SET EXERCISE: Find the string "Late" in the entries and copy each line that has it.

++++ EXTRACTED DATA ++++

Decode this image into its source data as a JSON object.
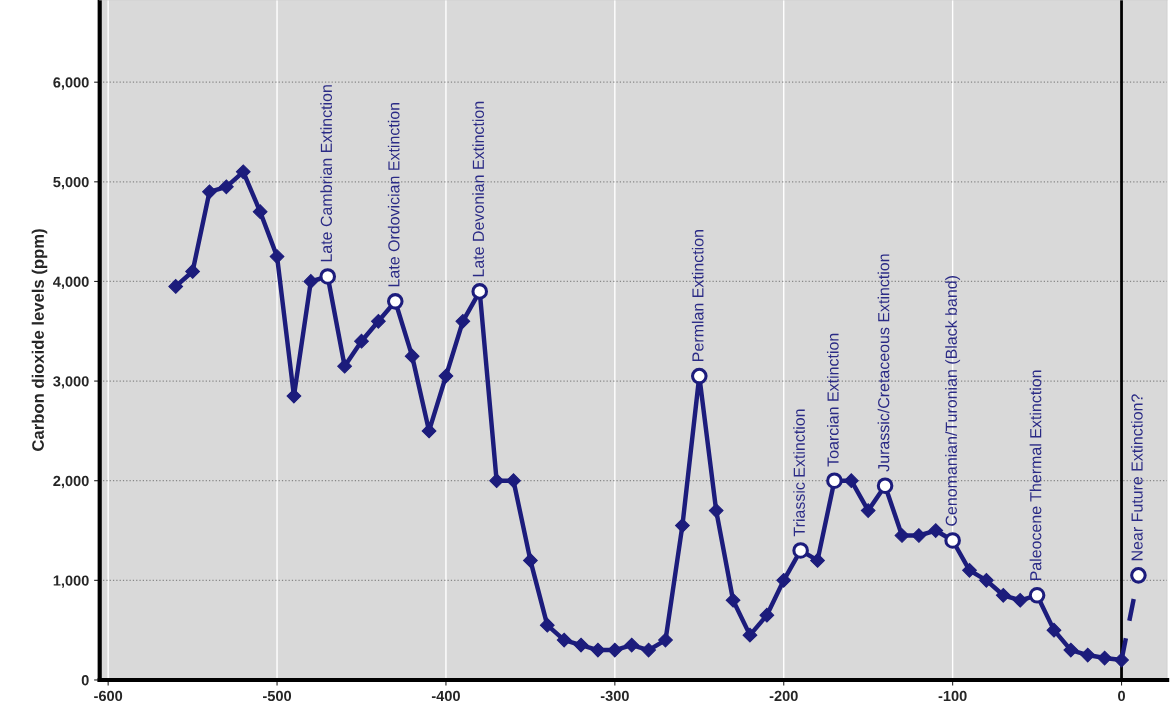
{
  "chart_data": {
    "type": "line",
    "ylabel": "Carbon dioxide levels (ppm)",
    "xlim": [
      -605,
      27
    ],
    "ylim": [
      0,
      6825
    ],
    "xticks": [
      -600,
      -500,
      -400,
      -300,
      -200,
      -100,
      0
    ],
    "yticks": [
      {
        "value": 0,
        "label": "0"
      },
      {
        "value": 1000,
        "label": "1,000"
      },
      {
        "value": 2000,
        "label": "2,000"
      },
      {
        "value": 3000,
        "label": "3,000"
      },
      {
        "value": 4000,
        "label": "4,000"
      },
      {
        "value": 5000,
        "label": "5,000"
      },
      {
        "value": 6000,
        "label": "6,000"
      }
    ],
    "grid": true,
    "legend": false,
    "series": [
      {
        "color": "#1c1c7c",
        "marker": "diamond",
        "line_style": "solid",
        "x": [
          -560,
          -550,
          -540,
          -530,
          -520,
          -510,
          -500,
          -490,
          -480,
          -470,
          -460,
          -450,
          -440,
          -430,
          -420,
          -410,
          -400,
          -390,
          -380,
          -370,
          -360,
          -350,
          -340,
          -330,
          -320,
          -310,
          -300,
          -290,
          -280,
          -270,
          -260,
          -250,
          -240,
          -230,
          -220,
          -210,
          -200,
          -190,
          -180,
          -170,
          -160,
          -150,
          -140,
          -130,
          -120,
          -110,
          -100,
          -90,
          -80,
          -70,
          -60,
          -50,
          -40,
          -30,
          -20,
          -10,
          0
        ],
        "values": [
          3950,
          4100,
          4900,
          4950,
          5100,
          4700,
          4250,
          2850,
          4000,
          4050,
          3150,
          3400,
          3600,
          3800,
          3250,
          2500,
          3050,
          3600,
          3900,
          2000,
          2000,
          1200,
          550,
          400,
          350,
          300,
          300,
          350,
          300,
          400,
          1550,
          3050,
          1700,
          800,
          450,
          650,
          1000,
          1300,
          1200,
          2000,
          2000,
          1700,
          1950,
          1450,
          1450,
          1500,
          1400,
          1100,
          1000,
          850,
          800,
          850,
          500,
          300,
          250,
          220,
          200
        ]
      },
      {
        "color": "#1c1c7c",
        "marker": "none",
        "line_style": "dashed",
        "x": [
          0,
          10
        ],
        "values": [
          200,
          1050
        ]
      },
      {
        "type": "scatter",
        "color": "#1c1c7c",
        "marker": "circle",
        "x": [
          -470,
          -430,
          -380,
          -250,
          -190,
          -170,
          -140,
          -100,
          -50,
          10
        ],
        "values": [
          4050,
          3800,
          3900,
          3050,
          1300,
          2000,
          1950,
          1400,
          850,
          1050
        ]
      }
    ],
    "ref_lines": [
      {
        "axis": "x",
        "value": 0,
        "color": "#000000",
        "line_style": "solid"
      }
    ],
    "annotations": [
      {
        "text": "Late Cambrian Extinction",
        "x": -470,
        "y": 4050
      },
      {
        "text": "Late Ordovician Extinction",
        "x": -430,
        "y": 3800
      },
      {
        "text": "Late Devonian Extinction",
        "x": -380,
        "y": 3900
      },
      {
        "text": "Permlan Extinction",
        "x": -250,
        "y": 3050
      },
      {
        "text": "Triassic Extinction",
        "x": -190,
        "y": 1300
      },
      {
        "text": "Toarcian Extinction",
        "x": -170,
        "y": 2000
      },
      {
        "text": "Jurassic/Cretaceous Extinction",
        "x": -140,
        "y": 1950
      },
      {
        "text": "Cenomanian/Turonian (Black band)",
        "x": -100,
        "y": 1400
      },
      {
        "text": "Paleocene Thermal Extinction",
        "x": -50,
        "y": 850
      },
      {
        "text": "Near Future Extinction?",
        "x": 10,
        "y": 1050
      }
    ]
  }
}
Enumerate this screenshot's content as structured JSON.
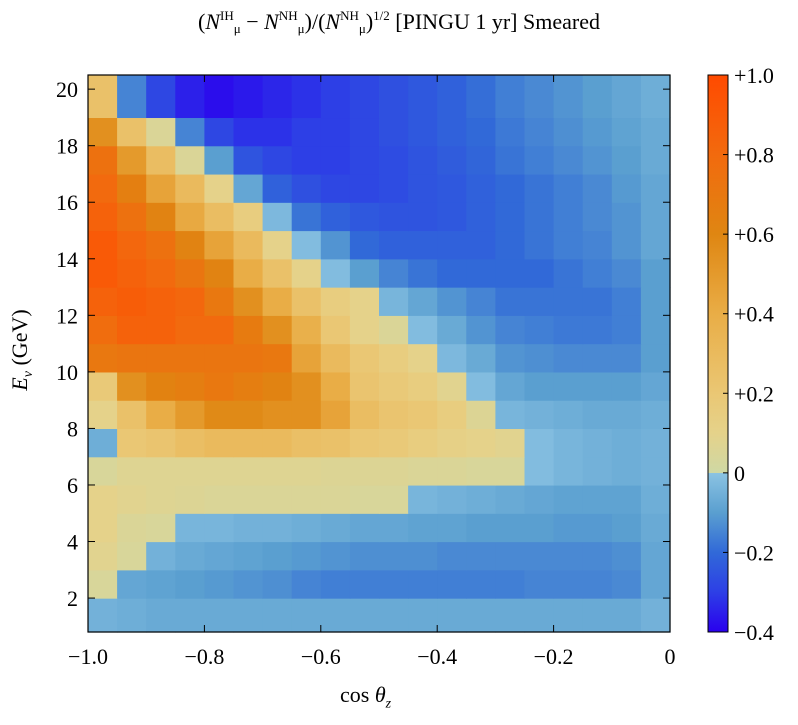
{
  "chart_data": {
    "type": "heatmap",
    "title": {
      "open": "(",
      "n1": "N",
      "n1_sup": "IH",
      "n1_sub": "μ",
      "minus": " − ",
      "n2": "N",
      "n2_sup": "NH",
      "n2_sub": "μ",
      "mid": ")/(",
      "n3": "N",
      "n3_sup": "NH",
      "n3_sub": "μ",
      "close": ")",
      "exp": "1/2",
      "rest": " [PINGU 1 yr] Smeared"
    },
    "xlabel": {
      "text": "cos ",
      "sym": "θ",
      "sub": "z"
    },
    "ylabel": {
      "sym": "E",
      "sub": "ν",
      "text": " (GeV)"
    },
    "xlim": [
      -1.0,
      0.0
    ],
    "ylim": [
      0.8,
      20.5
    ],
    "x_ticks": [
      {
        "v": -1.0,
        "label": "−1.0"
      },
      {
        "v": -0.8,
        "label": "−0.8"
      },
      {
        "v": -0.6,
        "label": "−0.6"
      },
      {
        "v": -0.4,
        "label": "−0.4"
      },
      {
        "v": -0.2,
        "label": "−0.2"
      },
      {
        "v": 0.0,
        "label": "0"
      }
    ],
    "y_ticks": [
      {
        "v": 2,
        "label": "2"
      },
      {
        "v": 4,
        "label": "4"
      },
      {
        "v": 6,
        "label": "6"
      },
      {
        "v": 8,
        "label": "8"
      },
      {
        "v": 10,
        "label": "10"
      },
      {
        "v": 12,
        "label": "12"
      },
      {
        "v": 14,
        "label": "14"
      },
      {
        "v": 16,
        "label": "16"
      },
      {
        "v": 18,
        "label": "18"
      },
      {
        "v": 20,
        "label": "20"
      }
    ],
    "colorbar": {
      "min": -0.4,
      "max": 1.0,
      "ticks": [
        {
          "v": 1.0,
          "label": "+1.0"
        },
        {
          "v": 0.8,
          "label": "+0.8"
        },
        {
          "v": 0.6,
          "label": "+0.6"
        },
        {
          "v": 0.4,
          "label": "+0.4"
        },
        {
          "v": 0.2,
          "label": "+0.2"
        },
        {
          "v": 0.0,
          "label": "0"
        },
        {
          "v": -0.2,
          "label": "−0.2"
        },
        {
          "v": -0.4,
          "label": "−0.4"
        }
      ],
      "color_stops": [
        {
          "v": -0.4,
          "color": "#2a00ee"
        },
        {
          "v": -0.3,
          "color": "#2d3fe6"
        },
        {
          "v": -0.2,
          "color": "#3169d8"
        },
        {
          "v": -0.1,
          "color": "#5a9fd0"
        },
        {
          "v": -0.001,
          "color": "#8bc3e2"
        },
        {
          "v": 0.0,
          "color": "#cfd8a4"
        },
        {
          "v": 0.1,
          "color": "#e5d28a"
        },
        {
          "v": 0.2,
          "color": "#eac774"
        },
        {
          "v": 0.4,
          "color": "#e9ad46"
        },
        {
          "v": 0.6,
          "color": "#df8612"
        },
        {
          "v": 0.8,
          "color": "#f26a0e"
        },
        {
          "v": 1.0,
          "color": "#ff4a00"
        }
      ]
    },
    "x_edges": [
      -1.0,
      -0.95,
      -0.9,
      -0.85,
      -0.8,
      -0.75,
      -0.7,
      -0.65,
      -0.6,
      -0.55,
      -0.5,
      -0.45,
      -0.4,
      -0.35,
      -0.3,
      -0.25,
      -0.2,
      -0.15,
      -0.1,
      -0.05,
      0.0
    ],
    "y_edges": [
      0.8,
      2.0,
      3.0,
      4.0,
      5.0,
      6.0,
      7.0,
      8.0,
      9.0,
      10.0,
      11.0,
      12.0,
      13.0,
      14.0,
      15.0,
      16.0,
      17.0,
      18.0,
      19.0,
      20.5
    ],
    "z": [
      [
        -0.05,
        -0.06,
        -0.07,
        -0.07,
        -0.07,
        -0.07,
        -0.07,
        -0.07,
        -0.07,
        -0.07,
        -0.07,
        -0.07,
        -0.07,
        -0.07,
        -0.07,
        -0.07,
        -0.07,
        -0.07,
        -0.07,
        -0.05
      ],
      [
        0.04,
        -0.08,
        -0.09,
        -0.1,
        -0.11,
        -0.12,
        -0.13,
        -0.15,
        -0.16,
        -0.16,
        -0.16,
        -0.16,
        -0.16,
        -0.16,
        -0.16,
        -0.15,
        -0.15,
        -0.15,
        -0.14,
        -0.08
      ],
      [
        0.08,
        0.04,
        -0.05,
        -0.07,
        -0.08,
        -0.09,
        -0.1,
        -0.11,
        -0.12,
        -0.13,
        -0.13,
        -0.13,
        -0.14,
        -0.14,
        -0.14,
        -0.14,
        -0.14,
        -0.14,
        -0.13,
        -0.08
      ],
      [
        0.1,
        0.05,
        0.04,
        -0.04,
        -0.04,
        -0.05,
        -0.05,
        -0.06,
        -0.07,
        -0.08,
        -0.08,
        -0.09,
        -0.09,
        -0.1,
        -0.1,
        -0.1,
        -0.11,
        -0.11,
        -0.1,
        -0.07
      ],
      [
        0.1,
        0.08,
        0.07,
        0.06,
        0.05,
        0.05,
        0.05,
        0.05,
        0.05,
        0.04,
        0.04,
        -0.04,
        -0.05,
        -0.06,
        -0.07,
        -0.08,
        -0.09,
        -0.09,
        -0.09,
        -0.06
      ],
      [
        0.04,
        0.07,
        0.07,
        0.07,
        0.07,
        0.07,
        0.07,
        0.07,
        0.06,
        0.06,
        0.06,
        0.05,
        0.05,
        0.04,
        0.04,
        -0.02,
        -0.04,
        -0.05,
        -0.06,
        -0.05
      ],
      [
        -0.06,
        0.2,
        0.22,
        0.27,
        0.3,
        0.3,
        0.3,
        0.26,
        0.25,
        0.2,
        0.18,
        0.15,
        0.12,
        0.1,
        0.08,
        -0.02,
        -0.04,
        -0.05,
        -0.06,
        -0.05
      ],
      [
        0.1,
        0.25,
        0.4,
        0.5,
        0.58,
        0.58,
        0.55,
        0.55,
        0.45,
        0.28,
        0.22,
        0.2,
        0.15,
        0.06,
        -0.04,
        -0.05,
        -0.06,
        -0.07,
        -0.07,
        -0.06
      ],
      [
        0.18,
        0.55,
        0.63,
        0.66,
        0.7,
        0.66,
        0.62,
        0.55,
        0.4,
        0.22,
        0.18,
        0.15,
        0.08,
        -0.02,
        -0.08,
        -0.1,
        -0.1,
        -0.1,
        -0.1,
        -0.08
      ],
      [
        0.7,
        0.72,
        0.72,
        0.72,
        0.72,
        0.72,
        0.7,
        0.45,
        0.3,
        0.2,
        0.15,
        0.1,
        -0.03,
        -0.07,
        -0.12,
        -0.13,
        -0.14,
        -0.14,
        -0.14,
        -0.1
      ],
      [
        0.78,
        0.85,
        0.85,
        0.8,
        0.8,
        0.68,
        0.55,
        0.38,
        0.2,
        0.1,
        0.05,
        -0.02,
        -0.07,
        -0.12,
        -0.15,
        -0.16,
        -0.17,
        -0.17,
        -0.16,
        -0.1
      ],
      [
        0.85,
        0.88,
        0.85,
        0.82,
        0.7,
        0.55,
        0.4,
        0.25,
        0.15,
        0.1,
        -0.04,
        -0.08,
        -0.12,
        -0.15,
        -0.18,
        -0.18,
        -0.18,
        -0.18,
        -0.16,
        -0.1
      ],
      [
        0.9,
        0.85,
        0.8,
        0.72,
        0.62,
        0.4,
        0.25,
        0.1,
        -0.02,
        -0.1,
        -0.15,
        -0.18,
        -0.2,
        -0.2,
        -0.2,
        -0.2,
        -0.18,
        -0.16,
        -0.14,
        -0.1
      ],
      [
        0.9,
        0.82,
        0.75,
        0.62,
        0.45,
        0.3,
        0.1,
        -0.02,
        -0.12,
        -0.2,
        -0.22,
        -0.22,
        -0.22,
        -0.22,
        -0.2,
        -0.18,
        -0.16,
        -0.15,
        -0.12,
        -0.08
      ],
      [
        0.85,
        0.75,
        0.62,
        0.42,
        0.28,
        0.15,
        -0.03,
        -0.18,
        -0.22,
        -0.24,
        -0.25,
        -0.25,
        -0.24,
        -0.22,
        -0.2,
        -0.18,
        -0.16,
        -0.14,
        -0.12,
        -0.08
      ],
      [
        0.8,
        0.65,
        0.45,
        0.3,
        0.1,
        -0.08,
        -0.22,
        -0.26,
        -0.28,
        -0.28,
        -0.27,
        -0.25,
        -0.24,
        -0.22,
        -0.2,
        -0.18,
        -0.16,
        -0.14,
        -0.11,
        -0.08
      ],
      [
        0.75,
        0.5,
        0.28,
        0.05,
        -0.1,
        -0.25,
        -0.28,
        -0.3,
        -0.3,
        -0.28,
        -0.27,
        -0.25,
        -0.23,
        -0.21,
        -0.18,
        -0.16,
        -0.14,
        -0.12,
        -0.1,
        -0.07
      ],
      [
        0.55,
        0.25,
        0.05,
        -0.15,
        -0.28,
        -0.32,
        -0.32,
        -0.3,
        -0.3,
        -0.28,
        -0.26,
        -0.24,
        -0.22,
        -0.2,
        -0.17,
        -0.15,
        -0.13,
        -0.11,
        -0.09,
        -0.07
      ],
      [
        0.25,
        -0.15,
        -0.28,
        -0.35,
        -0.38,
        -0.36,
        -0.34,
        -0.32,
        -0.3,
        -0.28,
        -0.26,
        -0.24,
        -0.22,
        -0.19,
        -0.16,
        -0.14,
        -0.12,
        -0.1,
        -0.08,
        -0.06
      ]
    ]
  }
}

++++

COMPLETED TASK:
        "text": "Late Cambrian Extinction",
        "text": "Late Ordovician Extinction",
        "text": "Late Devonian Extinction",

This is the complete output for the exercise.